** Exercise **
Render every item below as a Markdown table with the columns "Row" and "Item," numbering each line in order and leaving out blank lines.

** Provided data **

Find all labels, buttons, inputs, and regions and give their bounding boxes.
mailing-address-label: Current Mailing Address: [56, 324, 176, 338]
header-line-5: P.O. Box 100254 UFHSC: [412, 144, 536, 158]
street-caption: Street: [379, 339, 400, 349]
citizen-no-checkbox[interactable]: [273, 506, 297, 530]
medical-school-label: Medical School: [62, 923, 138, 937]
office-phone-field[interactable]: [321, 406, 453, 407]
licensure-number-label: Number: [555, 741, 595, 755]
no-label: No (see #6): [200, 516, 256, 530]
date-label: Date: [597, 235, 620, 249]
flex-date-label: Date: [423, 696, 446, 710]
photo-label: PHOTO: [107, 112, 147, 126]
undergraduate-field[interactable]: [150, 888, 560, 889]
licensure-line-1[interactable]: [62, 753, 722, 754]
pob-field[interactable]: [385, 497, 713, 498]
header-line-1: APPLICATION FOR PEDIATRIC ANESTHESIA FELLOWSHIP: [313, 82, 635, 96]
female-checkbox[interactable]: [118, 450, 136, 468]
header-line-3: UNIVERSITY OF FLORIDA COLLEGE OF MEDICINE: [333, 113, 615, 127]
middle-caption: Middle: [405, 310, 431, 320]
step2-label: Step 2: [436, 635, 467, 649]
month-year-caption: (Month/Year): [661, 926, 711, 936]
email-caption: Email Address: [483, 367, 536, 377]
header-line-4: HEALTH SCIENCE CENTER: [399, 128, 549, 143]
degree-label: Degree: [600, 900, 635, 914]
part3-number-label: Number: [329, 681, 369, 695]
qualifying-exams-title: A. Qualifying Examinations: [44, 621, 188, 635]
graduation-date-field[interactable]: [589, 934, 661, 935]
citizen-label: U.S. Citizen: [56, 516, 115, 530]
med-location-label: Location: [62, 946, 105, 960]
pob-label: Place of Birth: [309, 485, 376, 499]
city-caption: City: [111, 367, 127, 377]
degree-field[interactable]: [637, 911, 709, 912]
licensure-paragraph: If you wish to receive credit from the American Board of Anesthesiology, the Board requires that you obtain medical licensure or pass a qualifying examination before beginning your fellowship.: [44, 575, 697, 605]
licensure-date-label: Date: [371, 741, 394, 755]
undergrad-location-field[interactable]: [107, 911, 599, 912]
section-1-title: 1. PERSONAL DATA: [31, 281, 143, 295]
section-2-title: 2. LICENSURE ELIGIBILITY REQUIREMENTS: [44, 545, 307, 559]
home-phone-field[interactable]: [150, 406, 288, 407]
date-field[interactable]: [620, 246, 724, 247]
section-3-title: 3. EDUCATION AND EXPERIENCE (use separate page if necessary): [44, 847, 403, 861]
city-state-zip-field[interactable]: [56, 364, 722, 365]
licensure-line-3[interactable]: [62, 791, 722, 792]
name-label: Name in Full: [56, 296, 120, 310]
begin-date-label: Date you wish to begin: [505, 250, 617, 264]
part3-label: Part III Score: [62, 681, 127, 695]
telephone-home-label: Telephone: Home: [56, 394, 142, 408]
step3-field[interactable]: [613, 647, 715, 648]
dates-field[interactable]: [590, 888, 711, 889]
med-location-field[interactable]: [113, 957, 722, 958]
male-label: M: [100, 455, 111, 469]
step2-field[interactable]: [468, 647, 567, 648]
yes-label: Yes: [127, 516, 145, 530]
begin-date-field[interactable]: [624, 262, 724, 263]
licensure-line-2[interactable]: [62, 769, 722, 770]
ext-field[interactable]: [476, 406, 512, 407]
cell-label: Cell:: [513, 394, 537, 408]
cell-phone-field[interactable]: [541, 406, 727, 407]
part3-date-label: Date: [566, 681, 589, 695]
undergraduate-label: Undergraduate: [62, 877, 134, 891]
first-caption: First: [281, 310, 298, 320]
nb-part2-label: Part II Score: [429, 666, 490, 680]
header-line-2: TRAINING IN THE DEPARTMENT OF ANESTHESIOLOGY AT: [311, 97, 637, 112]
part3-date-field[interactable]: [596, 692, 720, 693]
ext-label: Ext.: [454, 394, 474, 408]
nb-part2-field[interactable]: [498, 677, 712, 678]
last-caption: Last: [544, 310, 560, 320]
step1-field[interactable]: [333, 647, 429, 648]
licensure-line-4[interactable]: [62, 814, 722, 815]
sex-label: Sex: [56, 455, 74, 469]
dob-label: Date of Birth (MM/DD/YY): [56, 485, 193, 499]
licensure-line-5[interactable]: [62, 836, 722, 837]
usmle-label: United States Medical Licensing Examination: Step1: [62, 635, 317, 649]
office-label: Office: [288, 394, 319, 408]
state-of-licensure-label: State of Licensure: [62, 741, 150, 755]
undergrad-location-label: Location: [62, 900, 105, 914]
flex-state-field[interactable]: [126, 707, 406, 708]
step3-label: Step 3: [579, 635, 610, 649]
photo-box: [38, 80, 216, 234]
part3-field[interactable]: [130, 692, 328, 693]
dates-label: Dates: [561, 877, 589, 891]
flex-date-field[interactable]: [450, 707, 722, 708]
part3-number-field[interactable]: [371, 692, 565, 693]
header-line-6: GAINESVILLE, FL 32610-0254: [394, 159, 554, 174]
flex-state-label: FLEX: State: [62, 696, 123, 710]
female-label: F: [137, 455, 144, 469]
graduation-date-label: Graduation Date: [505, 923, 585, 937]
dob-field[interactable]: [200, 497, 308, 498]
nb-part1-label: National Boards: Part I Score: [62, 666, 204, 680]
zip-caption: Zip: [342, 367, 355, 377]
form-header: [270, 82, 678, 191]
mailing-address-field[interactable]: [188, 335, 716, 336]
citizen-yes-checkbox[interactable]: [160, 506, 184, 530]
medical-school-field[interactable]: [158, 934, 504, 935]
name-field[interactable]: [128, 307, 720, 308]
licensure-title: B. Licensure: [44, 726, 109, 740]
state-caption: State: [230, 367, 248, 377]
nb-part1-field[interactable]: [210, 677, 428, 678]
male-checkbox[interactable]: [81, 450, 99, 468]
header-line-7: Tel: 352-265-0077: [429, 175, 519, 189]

** Written response **
| Row | Item |
|---|---|
| 1 | Find all labels, buttons, inputs, and regions and give their bounding boxes. |
| 2 | mailing-address-label: Current Mailing Address: [56, 324, 176, 338] |
| 3 | header-line-5: P.O. Box 100254 UFHSC: [412, 144, 536, 158] |
| 4 | street-caption: Street: [379, 339, 400, 349] |
| 5 | citizen-no-checkbox[interactable]: [273, 506, 297, 530] |
| 6 | medical-school-label: Medical School: [62, 923, 138, 937] |
| 7 | office-phone-field[interactable]: [321, 406, 453, 407] |
| 8 | licensure-number-label: Number: [555, 741, 595, 755] |
| 9 | no-label: No (see #6): [200, 516, 256, 530] |
| 10 | date-label: Date: [597, 235, 620, 249] |
| 11 | flex-date-label: Date: [423, 696, 446, 710] |
| 12 | photo-label: PHOTO: [107, 112, 147, 126] |
| 13 | undergraduate-field[interactable]: [150, 888, 560, 889] |
| 14 | licensure-line-1[interactable]: [62, 753, 722, 754] |
| 15 | pob-field[interactable]: [385, 497, 713, 498] |
| 16 | header-line-1: APPLICATION FOR PEDIATRIC ANESTHESIA FELLOWSHIP: [313, 82, 635, 96] |
| 17 | female-checkbox[interactable]: [118, 450, 136, 468] |
| 18 | header-line-3: UNIVERSITY OF FLORIDA COLLEGE OF MEDICINE: [333, 113, 615, 127] |
| 19 | middle-caption: Middle: [405, 310, 431, 320] |
| 20 | step2-label: Step 2: [436, 635, 467, 649] |
| 21 | month-year-caption: (Month/Year): [661, 926, 711, 936] |
| 22 | email-caption: Email Address: [483, 367, 536, 377] |
| 23 | header-line-4: HEALTH SCIENCE CENTER: [399, 128, 549, 143] |
| 24 | degree-label: Degree: [600, 900, 635, 914] |
| 25 | part3-number-label: Number: [329, 681, 369, 695] |
| 26 | qualifying-exams-title: A. Qualifying Examinations: [44, 621, 188, 635] |
| 27 | graduation-date-field[interactable]: [589, 934, 661, 935] |
| 28 | citizen-label: U.S. Citizen: [56, 516, 115, 530] |
| 29 | med-location-label: Location: [62, 946, 105, 960] |
| 30 | pob-label: Place of Birth: [309, 485, 376, 499] |
| 31 | city-caption: City: [111, 367, 127, 377] |
| 32 | degree-field[interactable]: [637, 911, 709, 912] |
| 33 | licensure-paragraph: If you wish to receive credit from the American Board of Anesthesiology, the Board requires that you obtain medical licensure or pass a qualifying examination before beginning your fellowship.: [44, 575, 697, 605] |
| 34 | licensure-date-label: Date: [371, 741, 394, 755] |
| 35 | undergrad-location-field[interactable]: [107, 911, 599, 912] |
| 36 | section-1-title: 1. PERSONAL DATA: [31, 281, 143, 295] |
| 37 | section-2-title: 2. LICENSURE ELIGIBILITY REQUIREMENTS: [44, 545, 307, 559] |
| 38 | home-phone-field[interactable]: [150, 406, 288, 407] |
| 39 | date-field[interactable]: [620, 246, 724, 247] |
| 40 | section-3-title: 3. EDUCATION AND EXPERIENCE (use separate page if necessary): [44, 847, 403, 861] |
| 41 | city-state-zip-field[interactable]: [56, 364, 722, 365] |
| 42 | licensure-line-3[interactable]: [62, 791, 722, 792] |
| 43 | name-label: Name in Full: [56, 296, 120, 310] |
| 44 | begin-date-label: Date you wish to begin: [505, 250, 617, 264] |
| 45 | part3-label: Part III Score: [62, 681, 127, 695] |
| 46 | telephone-home-label: Telephone: Home: [56, 394, 142, 408] |
| 47 | step3-field[interactable]: [613, 647, 715, 648] |
| 48 | dates-field[interactable]: [590, 888, 711, 889] |
| 49 | med-location-field[interactable]: [113, 957, 722, 958] |
| 50 | male-label: M: [100, 455, 111, 469] |
| 51 | step2-field[interactable]: [468, 647, 567, 648] |
| 52 | yes-label: Yes: [127, 516, 145, 530] |
| 53 | begin-date-field[interactable]: [624, 262, 724, 263] |
| 54 | licensure-line-2[interactable]: [62, 769, 722, 770] |
| 55 | ext-field[interactable]: [476, 406, 512, 407] |
| 56 | cell-label: Cell:: [513, 394, 537, 408] |
| 57 | cell-phone-field[interactable]: [541, 406, 727, 407] |
| 58 | part3-date-label: Date: [566, 681, 589, 695] |
| 59 | undergraduate-label: Undergraduate: [62, 877, 134, 891] |
| 60 | first-caption: First: [281, 310, 298, 320] |
| 61 | nb-part2-label: Part II Score: [429, 666, 490, 680] |
| 62 | header-line-2: TRAINING IN THE DEPARTMENT OF ANESTHESIOLOGY AT: [311, 97, 637, 112] |
| 63 | part3-date-field[interactable]: [596, 692, 720, 693] |
| 64 | ext-label: Ext.: [454, 394, 474, 408] |
| 65 | nb-part2-field[interactable]: [498, 677, 712, 678] |
| 66 | last-caption: Last: [544, 310, 560, 320] |
| 67 | step1-field[interactable]: [333, 647, 429, 648] |
| 68 | licensure-line-4[interactable]: [62, 814, 722, 815] |
| 69 | sex-label: Sex: [56, 455, 74, 469] |
| 70 | dob-label: Date of Birth (MM/DD/YY): [56, 485, 193, 499] |
| 71 | licensure-line-5[interactable]: [62, 836, 722, 837] |
| 72 | usmle-label: United States Medical Licensing Examination: Step1: [62, 635, 317, 649] |
| 73 | office-label: Office: [288, 394, 319, 408] |
| 74 | state-of-licensure-label: State of Licensure: [62, 741, 150, 755] |
| 75 | undergrad-location-label: Location: [62, 900, 105, 914] |
| 76 | flex-state-field[interactable]: [126, 707, 406, 708] |
| 77 | step3-label: Step 3: [579, 635, 610, 649] |
| 78 | photo-box: [38, 80, 216, 234] |
| 79 | part3-field[interactable]: [130, 692, 328, 693] |
| 80 | dates-label: Dates: [561, 877, 589, 891] |
| 81 | flex-date-field[interactable]: [450, 707, 722, 708] |
| 82 | part3-number-field[interactable]: [371, 692, 565, 693] |
| 83 | header-line-6: GAINESVILLE, FL 32610-0254: [394, 159, 554, 174] |
| 84 | flex-state-label: FLEX: State: [62, 696, 123, 710] |
| 85 | female-label: F: [137, 455, 144, 469] |
| 86 | graduation-date-label: Graduation Date: [505, 923, 585, 937] |
| 87 | dob-field[interactable]: [200, 497, 308, 498] |
| 88 | nb-part1-label: National Boards: Part I Score: [62, 666, 204, 680] |
| 89 | zip-caption: Zip: [342, 367, 355, 377] |
| 90 | form-header: [270, 82, 678, 191] |
| 91 | mailing-address-field[interactable]: [188, 335, 716, 336] |
| 92 | citizen-yes-checkbox[interactable]: [160, 506, 184, 530] |
| 93 | medical-school-field[interactable]: [158, 934, 504, 935] |
| 94 | name-field[interactable]: [128, 307, 720, 308] |
| 95 | licensure-title: B. Licensure: [44, 726, 109, 740] |
| 96 | state-caption: State: [230, 367, 248, 377] |
| 97 | nb-part1-field[interactable]: [210, 677, 428, 678] |
| 98 | male-checkbox[interactable]: [81, 450, 99, 468] |
| 99 | header-line-7: Tel: 352-265-0077: [429, 175, 519, 189] |